**What the task asks:** Isolate every line in the data with the string "title" and copy it.

**Data for processing:**
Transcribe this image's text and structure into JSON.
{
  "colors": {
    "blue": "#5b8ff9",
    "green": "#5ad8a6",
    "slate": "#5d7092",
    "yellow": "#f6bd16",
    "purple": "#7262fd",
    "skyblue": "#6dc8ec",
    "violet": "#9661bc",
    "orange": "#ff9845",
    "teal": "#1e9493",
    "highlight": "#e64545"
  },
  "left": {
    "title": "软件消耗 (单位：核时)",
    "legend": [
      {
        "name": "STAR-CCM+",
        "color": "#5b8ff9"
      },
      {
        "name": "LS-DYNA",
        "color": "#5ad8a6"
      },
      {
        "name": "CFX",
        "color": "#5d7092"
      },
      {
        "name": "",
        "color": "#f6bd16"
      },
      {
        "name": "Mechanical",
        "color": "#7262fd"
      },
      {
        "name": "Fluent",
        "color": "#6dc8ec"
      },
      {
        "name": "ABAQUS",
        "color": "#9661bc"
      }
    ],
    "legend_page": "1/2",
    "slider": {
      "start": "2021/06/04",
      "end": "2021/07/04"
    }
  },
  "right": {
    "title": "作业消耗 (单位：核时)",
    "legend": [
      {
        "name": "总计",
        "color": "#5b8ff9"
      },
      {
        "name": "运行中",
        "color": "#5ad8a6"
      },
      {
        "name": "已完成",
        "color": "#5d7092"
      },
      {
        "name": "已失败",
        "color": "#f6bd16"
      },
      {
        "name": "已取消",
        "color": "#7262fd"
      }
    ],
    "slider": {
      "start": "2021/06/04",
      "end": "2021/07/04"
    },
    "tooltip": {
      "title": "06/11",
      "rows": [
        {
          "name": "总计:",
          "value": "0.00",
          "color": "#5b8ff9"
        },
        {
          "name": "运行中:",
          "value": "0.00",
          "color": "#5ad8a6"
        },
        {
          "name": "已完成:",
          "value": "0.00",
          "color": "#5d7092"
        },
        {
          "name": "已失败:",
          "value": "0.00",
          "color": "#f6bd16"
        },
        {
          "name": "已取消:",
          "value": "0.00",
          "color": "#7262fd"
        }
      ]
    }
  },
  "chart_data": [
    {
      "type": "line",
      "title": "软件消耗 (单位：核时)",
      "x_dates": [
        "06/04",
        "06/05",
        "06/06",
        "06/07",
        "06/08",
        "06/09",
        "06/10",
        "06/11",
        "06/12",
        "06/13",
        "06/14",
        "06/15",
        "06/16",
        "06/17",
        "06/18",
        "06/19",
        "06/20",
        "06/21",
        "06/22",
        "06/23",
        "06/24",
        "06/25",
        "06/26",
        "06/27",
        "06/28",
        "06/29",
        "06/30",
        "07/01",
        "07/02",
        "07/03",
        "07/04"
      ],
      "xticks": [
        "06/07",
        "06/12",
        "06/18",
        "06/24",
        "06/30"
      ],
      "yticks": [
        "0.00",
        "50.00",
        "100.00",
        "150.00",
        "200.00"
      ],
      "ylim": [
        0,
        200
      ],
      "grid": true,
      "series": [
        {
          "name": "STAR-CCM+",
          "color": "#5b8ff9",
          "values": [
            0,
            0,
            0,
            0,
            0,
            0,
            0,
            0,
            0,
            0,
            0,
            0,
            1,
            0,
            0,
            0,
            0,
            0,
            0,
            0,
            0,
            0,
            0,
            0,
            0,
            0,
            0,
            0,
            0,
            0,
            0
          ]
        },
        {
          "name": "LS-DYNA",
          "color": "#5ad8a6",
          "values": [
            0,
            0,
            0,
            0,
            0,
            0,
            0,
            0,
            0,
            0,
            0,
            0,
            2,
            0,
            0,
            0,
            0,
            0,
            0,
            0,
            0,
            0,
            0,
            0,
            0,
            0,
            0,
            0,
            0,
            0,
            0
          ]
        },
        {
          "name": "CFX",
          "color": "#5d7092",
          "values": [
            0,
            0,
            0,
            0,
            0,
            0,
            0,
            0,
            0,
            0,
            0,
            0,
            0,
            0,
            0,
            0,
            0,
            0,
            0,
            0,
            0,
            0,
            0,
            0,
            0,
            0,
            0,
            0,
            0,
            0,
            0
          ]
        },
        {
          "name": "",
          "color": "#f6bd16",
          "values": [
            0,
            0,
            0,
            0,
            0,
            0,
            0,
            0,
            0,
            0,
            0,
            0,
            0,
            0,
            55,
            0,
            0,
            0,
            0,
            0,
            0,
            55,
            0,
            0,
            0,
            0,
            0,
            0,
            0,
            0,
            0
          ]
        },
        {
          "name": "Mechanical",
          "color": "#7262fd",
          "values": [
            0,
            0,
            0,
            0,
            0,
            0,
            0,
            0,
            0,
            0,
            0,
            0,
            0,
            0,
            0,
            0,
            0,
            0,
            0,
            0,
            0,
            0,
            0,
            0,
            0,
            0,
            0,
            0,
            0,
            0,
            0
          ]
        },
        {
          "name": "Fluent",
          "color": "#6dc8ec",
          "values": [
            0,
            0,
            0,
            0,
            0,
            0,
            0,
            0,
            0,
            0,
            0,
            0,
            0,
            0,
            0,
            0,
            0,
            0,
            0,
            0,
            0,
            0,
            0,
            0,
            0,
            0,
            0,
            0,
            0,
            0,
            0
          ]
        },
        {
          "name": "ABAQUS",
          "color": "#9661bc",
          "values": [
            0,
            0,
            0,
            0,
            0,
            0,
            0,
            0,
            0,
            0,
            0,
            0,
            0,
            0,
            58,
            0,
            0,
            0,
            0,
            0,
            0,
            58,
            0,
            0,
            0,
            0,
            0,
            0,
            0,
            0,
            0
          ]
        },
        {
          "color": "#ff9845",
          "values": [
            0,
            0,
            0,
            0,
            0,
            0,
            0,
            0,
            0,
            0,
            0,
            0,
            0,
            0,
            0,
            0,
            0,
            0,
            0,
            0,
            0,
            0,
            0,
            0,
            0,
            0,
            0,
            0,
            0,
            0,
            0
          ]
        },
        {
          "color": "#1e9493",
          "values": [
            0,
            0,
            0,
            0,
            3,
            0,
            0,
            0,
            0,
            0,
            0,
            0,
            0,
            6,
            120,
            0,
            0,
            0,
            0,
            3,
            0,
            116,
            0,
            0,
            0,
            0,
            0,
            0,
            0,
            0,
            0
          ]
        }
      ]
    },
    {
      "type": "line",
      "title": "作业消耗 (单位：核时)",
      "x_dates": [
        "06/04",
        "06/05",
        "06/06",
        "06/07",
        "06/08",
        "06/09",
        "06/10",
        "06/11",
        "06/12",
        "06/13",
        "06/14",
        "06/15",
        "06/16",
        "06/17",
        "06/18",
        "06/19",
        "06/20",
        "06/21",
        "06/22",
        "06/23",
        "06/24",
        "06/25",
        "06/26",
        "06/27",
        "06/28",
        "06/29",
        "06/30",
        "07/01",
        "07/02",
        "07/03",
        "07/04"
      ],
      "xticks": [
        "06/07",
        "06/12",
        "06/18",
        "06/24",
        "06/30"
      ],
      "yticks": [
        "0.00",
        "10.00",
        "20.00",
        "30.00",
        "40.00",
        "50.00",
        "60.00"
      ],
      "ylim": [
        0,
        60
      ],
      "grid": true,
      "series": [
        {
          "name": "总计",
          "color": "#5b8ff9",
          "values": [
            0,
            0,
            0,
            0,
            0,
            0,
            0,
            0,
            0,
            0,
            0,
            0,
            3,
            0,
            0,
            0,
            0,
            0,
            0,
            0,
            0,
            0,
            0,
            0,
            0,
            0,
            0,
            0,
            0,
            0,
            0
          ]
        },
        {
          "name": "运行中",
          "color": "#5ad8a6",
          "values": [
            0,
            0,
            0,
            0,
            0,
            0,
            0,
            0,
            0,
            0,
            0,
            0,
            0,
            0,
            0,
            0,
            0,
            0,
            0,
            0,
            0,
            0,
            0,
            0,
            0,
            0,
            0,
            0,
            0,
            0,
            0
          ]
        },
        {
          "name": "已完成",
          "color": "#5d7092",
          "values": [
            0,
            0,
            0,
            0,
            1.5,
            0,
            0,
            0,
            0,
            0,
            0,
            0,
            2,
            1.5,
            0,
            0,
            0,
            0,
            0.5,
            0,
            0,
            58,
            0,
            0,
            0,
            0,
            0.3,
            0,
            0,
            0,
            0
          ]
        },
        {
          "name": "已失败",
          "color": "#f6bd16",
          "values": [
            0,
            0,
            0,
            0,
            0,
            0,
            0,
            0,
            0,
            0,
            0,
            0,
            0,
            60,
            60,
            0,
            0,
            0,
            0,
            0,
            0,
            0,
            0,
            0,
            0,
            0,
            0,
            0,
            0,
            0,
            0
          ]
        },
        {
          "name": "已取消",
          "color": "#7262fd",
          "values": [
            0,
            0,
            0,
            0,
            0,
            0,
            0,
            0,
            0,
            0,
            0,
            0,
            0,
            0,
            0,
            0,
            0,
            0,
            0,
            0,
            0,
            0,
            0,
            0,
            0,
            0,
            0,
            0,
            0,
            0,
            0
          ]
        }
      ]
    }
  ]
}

**Problem solution:**
    "title": "软件消耗 (单位：核时)",
    "title": "作业消耗 (单位：核时)",
      "title": "06/11",
      "title": "软件消耗 (单位：核时)",
      "title": "作业消耗 (单位：核时)",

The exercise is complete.